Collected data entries
***
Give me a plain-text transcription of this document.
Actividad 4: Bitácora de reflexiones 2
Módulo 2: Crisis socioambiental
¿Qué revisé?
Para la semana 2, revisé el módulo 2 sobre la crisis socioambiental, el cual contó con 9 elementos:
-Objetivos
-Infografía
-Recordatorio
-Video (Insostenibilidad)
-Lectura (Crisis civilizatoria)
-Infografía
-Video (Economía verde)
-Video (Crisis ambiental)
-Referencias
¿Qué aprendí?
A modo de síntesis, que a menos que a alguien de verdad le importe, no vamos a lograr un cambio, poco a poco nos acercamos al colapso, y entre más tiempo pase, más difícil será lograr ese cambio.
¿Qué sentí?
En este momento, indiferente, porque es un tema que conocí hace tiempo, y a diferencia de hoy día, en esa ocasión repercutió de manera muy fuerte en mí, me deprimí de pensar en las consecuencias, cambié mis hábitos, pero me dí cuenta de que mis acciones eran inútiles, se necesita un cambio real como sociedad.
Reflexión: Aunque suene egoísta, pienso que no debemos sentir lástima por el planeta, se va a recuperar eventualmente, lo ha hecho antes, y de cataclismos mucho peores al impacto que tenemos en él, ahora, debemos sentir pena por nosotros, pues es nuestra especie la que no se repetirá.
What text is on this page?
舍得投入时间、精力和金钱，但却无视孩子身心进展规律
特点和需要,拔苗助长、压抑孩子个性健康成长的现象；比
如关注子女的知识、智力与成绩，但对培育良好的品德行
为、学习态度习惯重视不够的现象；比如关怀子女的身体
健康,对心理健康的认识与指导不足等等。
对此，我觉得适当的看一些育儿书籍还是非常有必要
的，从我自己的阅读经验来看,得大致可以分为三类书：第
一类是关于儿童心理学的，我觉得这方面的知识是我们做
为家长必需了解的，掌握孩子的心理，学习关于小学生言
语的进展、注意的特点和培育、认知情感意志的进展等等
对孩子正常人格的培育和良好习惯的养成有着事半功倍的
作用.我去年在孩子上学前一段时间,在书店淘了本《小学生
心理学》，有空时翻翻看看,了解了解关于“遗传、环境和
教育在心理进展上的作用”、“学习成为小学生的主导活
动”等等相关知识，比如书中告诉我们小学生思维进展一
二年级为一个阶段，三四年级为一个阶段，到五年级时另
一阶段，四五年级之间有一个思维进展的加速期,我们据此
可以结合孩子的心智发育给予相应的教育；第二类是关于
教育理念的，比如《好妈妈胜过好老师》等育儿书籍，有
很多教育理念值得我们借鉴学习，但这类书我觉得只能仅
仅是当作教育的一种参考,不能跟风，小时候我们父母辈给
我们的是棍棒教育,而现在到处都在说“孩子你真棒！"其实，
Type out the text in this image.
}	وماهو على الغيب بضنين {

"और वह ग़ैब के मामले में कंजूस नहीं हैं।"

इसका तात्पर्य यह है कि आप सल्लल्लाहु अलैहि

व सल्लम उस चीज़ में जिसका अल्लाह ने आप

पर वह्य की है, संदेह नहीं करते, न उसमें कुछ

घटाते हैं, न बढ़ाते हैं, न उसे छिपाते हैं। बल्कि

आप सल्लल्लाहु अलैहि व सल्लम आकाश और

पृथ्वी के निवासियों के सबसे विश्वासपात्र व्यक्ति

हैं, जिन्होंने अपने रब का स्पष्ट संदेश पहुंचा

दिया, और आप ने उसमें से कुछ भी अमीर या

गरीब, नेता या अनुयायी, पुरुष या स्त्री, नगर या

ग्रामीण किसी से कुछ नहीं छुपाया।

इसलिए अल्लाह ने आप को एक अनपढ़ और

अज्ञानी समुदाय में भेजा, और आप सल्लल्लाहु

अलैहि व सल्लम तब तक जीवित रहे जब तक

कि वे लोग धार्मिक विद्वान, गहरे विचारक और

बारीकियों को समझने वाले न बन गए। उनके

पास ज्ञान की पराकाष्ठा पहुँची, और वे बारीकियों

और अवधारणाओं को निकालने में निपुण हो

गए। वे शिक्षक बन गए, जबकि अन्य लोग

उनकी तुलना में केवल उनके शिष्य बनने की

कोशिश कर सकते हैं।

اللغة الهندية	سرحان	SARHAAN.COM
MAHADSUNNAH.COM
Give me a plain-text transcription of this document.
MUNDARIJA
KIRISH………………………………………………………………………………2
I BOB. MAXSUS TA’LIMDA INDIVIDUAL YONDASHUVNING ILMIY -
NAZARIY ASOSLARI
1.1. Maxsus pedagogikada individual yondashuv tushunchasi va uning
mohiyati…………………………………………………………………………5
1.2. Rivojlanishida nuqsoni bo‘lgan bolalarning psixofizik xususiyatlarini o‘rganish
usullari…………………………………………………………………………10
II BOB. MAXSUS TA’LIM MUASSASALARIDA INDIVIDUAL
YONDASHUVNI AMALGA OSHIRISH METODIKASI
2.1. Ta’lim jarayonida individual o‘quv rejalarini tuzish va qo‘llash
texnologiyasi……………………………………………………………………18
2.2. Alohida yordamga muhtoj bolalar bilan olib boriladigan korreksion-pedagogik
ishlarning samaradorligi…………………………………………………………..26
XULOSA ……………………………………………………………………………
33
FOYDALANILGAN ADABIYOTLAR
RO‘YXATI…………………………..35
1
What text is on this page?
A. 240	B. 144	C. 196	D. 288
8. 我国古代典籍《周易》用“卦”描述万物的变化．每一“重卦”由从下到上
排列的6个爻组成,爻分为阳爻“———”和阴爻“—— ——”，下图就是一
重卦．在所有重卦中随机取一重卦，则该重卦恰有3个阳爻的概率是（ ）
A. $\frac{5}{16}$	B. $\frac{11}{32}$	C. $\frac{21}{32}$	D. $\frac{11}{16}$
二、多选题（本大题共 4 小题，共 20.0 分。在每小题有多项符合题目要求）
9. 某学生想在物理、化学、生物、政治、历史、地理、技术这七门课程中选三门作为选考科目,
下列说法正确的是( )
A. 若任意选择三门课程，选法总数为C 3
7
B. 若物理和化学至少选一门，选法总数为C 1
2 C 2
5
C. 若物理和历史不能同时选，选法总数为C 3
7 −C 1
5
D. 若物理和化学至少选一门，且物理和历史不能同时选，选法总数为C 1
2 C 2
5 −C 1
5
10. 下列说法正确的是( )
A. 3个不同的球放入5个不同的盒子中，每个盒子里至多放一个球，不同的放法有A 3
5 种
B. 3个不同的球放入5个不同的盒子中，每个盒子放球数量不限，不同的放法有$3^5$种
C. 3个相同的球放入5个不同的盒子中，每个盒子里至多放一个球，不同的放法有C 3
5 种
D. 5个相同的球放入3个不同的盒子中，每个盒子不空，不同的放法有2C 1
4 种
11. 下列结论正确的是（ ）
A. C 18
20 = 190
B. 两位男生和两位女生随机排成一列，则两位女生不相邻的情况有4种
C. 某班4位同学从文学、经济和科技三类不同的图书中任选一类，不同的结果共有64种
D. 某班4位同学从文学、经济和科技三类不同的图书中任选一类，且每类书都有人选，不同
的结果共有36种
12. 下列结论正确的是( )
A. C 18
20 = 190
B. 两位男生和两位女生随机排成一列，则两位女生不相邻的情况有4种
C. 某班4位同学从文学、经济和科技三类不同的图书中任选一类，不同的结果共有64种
***
**What to do:** Every line in the data above that contains "tiempo" needs to be copied.

**Reply to the task:**
A modo de síntesis, que a menos que a alguien de verdad le importe, no vamos a lograr un cambio, poco a poco nos acercamos al colapso, y entre más tiempo pase, más difícil será lograr ese cambio.
En este momento, indiferente, porque es un tema que conocí hace tiempo, y a diferencia de hoy día, en esa ocasión repercutió de manera muy fuerte en mí, me deprimí de pensar en las consecuencias, cambié mis hábitos, pero me dí cuenta de que mis acciones eran inútiles, se necesita un cambio real como sociedad.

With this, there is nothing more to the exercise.